▶ _WRITTEN INSTRUCTION_: Scan the listing and work out how many lines contain the word "Eduard". Nothing but the number should be given.

---------- EXCERPTED DATA

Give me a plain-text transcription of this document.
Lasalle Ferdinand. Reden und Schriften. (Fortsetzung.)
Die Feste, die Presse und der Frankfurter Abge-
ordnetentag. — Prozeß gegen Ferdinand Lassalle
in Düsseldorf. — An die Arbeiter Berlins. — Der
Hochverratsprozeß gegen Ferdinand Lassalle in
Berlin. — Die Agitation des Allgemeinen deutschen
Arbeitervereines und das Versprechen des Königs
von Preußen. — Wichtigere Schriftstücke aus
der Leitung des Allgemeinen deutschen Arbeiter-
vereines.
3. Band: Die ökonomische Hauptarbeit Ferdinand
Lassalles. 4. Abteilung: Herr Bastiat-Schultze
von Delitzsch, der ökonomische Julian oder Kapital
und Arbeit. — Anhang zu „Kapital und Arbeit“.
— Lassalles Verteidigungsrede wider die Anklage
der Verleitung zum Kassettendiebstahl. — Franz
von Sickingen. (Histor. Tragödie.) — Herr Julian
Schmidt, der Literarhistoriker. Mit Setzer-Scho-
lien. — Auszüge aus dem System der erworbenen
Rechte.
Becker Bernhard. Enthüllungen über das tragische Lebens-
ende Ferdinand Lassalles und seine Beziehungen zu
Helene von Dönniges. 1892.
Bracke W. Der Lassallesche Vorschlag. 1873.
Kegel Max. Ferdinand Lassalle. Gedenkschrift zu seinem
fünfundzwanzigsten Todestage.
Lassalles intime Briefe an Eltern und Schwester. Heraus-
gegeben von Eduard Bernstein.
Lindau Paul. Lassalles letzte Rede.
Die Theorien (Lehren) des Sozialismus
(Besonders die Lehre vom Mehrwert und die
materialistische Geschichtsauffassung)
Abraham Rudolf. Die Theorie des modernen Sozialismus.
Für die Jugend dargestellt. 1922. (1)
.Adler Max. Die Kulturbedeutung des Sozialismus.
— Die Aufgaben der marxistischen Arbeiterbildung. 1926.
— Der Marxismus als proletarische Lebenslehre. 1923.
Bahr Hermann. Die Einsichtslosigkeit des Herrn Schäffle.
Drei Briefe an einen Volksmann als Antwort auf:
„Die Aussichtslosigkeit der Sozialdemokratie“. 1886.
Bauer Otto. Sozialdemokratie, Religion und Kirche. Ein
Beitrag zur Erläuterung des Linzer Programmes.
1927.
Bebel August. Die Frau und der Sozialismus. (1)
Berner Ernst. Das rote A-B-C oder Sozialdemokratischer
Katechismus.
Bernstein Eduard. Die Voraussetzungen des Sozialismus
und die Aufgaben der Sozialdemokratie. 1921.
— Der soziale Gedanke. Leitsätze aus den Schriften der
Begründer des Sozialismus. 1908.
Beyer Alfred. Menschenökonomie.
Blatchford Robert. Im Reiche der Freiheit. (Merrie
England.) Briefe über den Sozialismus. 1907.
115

--------------------

▶ _SOLUTION_: 2